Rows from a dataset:

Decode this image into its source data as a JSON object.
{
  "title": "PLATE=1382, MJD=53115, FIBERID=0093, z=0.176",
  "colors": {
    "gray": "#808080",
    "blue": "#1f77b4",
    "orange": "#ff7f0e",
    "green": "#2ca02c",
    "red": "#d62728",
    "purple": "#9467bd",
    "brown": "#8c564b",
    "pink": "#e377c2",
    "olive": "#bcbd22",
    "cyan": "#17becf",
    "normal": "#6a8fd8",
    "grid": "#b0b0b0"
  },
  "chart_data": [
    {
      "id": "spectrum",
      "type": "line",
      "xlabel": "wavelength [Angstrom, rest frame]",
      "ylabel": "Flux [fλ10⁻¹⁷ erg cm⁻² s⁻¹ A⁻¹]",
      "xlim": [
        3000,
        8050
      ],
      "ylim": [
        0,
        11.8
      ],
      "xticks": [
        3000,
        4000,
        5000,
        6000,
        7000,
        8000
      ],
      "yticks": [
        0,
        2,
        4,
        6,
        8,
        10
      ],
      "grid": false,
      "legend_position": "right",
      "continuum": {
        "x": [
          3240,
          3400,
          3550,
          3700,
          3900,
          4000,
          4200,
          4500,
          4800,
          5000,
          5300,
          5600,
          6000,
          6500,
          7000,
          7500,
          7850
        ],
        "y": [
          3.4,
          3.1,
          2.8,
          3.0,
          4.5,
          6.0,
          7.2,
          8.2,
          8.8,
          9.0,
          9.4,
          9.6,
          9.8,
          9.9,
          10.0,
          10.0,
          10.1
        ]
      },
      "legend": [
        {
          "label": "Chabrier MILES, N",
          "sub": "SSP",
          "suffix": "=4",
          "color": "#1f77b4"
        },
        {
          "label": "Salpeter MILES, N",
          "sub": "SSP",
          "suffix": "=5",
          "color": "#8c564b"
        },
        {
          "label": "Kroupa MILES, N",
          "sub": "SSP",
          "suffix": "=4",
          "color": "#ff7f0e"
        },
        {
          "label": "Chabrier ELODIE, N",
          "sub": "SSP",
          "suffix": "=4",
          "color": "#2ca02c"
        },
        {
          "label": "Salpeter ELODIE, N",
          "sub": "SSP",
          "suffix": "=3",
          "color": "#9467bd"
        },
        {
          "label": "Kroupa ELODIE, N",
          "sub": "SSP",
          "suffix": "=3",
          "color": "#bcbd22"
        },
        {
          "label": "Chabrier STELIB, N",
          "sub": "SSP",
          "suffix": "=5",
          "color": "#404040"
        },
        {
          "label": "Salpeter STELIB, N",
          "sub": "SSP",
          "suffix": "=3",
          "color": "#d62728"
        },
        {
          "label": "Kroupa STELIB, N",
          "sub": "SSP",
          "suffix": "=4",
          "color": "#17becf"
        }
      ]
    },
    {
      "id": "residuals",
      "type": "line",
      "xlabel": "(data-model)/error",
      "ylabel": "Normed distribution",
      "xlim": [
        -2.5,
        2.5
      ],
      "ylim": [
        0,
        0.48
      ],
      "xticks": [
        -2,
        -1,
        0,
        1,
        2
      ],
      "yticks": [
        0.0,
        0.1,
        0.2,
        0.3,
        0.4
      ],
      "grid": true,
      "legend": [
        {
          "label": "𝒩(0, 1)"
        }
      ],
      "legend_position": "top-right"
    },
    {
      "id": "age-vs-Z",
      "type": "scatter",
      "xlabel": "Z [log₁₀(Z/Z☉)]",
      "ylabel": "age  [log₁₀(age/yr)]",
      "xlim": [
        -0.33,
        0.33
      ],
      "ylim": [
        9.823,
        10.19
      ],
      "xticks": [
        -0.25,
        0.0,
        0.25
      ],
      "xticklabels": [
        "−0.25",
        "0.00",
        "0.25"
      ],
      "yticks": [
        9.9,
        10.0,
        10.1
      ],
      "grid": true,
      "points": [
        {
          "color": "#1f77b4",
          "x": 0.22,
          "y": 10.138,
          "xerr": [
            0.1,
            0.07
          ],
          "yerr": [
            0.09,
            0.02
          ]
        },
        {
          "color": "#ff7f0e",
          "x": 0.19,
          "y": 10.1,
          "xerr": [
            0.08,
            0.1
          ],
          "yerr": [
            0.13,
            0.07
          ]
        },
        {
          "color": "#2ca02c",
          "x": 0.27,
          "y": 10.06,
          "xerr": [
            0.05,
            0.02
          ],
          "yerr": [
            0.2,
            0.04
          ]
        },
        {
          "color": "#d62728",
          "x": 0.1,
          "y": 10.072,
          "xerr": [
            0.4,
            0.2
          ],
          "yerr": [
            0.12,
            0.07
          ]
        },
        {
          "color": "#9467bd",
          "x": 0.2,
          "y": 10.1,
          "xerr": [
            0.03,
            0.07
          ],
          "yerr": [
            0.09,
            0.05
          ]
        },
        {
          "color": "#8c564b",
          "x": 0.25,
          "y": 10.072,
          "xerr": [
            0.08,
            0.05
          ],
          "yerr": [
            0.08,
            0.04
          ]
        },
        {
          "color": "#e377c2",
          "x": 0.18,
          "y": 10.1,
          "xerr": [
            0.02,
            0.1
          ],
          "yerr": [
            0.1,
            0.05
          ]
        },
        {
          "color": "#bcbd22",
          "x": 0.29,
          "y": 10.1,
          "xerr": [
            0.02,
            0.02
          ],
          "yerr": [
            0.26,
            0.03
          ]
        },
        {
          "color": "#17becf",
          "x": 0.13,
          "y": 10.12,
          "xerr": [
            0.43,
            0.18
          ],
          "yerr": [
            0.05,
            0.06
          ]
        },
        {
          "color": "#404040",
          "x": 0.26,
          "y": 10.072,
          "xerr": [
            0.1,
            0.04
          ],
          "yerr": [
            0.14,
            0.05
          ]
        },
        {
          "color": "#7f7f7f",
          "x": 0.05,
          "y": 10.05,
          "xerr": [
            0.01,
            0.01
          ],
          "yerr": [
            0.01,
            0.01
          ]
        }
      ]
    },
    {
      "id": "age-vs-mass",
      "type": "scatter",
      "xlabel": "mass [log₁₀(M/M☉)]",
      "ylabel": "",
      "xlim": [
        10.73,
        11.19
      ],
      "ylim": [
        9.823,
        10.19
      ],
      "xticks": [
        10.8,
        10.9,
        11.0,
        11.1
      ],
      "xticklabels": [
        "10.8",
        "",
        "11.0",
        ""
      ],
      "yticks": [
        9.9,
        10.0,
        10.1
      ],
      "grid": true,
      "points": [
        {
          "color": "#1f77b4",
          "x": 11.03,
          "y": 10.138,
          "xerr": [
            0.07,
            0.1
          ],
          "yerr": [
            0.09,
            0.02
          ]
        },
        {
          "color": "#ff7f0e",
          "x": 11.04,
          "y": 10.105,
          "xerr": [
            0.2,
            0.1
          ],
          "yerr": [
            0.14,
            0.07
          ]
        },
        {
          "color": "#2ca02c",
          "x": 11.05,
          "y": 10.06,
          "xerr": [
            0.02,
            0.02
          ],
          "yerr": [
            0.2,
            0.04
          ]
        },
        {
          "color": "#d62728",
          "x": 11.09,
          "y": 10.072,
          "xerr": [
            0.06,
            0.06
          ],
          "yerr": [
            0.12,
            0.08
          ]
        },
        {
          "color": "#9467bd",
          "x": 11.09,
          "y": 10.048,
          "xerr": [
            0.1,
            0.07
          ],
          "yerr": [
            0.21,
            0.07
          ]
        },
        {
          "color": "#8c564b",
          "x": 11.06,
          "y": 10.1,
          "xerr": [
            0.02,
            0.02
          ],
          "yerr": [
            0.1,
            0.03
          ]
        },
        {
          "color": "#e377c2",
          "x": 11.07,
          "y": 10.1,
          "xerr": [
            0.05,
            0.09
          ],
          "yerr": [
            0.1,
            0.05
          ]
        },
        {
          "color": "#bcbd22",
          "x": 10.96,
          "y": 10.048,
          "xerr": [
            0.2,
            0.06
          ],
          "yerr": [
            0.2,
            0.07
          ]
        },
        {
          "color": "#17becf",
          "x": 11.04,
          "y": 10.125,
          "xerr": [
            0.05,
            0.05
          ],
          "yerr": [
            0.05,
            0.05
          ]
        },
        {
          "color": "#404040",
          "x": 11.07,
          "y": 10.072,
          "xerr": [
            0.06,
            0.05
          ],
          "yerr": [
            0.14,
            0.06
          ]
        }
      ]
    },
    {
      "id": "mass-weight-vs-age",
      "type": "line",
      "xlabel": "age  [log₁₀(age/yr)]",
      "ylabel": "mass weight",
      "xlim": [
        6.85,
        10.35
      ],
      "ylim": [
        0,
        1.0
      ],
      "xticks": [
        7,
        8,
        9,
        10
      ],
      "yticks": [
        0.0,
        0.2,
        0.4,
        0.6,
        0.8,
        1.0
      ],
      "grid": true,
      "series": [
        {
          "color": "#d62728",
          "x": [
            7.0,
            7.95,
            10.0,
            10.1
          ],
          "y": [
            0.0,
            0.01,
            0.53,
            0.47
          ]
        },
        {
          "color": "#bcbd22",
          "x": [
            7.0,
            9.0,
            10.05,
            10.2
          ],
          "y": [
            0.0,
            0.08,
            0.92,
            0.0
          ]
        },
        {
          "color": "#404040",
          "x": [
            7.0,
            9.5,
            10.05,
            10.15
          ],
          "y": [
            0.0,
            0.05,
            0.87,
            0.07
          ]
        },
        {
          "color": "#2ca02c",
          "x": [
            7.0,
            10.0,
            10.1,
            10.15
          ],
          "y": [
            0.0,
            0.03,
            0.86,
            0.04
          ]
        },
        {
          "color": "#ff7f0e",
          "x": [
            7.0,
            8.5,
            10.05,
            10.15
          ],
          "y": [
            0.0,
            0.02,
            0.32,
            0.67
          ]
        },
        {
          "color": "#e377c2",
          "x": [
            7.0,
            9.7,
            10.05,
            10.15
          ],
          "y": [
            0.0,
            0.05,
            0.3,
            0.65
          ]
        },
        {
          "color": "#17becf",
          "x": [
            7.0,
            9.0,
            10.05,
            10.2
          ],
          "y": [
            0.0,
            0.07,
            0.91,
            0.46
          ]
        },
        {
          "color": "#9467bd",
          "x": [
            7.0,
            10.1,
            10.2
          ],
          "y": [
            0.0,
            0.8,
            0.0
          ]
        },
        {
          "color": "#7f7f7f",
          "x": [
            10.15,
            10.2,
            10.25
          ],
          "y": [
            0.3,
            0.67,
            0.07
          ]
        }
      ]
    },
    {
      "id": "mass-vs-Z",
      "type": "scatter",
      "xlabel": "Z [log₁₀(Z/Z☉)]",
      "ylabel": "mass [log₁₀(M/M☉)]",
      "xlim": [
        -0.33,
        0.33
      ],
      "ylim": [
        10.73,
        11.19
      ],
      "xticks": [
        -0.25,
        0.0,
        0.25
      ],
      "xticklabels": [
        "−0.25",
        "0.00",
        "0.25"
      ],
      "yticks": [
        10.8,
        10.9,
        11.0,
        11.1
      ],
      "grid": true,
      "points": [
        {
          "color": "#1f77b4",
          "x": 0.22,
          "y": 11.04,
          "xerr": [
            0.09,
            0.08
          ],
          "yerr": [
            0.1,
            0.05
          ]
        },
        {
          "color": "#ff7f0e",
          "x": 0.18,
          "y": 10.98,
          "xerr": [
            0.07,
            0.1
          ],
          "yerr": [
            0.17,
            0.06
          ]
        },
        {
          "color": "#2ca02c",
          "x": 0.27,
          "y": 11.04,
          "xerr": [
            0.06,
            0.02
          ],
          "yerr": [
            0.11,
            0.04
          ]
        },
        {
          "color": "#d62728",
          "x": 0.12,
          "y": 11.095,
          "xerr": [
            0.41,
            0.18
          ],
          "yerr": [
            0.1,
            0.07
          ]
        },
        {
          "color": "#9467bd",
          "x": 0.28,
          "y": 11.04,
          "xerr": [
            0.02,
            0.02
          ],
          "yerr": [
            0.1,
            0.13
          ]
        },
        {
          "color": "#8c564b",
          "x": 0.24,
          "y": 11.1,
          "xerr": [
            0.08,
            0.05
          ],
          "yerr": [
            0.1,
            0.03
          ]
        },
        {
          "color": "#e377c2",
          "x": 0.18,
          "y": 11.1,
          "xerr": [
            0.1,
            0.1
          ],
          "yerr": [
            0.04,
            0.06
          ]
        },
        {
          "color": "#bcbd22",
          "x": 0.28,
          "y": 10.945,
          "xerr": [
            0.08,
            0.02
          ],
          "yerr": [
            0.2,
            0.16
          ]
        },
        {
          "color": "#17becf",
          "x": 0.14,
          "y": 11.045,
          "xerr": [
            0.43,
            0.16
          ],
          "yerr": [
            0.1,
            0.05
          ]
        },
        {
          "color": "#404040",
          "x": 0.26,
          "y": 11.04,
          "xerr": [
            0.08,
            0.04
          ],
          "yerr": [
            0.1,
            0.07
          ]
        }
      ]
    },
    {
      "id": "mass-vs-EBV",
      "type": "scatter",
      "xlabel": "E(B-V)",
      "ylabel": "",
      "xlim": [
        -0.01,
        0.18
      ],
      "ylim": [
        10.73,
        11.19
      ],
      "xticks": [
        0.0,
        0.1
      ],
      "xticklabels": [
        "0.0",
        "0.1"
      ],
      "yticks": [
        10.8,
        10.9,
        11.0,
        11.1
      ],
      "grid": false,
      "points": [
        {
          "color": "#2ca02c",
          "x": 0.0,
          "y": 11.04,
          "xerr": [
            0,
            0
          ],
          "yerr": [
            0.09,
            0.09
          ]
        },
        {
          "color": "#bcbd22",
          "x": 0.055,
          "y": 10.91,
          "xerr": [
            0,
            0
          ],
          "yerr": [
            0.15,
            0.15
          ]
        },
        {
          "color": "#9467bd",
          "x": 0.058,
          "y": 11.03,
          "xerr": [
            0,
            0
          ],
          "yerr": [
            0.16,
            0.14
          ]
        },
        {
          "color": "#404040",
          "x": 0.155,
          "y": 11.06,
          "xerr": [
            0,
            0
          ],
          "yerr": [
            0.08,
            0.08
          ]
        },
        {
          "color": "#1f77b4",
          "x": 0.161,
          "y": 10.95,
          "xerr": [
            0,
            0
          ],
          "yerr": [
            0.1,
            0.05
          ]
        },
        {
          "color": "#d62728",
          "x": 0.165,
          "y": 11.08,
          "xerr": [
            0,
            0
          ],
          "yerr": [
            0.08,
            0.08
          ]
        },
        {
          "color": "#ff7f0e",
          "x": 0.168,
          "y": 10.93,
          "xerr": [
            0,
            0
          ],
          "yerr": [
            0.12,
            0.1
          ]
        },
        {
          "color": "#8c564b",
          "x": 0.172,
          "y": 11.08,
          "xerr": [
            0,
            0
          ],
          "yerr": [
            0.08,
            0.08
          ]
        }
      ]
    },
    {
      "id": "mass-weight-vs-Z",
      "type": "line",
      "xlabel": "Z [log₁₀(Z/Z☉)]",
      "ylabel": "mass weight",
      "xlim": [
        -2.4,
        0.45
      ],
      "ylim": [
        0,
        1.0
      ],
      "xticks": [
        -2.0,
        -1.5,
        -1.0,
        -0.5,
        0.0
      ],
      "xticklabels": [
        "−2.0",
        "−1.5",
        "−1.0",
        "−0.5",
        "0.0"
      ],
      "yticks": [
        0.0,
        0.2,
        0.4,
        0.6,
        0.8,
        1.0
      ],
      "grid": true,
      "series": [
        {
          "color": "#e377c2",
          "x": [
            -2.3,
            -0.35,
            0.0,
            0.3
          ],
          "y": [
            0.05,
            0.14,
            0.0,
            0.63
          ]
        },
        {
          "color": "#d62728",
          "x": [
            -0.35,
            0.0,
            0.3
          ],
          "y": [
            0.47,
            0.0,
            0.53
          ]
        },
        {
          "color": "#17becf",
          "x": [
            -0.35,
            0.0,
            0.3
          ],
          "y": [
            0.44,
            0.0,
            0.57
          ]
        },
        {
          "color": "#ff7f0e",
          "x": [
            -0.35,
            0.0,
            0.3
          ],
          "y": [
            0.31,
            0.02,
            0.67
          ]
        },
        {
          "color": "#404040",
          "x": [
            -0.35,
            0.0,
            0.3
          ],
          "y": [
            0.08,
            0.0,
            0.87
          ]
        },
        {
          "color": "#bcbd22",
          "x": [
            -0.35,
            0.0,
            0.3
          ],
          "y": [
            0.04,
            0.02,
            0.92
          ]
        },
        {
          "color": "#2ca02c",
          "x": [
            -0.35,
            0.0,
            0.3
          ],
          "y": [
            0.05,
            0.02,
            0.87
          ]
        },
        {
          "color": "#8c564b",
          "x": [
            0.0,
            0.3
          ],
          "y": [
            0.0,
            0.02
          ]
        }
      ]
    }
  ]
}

- **Your objective**
Every line that holds the word "ylabel" should be extracted.

- **Complete output**
      "ylabel": "Flux [fλ10⁻¹⁷ erg cm⁻² s⁻¹ A⁻¹]",
      "ylabel": "Normed distribution",
      "ylabel": "age  [log₁₀(age/yr)]",
      "ylabel": "",
      "ylabel": "mass weight",
      "ylabel": "mass [log₁₀(M/M☉)]",
      "ylabel": "",
      "ylabel": "mass weight",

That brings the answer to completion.